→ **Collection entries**
====

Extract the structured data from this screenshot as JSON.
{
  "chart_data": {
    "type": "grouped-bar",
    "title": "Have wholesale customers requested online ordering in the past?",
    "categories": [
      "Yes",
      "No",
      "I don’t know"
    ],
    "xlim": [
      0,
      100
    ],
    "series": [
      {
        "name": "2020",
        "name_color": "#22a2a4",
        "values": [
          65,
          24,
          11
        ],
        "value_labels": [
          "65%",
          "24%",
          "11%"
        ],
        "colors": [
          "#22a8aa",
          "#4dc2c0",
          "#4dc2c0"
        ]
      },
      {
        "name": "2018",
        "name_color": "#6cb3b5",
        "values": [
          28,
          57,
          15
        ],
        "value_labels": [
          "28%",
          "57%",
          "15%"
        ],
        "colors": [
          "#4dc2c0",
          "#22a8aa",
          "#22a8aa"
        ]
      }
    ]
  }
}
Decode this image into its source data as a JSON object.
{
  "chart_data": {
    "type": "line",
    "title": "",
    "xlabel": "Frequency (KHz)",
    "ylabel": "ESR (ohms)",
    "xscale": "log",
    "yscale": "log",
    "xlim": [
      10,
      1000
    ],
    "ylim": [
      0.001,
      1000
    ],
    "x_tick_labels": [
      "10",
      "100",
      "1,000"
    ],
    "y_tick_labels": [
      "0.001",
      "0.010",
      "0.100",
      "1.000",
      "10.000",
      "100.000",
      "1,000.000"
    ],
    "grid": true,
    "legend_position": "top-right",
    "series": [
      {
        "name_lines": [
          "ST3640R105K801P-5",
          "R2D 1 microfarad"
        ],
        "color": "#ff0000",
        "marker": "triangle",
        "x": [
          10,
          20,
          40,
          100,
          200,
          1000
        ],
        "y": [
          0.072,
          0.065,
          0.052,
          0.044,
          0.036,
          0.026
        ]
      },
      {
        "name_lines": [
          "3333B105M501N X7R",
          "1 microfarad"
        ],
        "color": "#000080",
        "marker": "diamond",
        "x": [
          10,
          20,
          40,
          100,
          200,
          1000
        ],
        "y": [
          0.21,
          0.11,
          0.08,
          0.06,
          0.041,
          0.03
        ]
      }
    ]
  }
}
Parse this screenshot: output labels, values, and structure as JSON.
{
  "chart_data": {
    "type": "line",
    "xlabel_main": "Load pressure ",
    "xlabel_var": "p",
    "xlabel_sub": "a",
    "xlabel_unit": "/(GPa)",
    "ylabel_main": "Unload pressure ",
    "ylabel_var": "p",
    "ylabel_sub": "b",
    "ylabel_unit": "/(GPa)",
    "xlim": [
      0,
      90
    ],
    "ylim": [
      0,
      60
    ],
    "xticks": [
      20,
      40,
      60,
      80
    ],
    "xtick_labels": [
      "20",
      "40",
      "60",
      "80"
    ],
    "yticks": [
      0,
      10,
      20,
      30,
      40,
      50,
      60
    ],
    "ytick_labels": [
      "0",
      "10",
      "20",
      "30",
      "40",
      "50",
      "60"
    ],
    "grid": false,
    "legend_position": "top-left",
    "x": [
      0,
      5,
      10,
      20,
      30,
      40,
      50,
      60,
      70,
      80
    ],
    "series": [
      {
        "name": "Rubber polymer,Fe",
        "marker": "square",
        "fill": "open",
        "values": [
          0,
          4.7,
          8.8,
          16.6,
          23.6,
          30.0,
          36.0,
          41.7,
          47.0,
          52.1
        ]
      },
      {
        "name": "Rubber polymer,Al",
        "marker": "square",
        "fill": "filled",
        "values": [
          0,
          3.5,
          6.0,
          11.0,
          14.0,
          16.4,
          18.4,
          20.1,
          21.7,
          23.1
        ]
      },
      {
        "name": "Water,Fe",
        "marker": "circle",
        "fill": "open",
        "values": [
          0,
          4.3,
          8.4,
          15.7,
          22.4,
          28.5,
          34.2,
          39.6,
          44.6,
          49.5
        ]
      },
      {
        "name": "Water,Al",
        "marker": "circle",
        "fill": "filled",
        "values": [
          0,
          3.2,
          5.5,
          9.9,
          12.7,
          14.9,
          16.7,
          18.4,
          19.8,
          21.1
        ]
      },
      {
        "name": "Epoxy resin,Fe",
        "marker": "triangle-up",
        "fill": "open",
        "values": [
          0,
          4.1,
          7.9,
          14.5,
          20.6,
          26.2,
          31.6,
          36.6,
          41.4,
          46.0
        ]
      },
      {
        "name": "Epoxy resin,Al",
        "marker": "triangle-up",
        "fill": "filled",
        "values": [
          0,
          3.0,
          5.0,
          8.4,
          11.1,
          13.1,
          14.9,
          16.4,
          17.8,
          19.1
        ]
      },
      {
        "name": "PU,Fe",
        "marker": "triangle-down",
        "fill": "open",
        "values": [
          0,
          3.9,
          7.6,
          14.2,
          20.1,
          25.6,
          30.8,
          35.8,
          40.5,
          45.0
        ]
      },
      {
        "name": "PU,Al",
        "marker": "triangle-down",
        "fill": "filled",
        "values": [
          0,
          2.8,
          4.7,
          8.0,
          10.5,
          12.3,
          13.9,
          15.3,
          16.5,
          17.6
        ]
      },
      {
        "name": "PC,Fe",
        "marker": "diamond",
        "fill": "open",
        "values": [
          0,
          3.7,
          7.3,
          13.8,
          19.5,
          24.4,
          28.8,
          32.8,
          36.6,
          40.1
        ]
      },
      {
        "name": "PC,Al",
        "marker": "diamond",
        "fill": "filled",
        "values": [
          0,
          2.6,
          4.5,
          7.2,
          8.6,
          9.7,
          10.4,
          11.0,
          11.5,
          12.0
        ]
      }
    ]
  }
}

====

→ **DO THIS**
Extract all lines containing the word "pressure".

→ **EXERCISE OUTPUT**
    "xlabel_main": "Load pressure ",
    "ylabel_main": "Unload pressure ",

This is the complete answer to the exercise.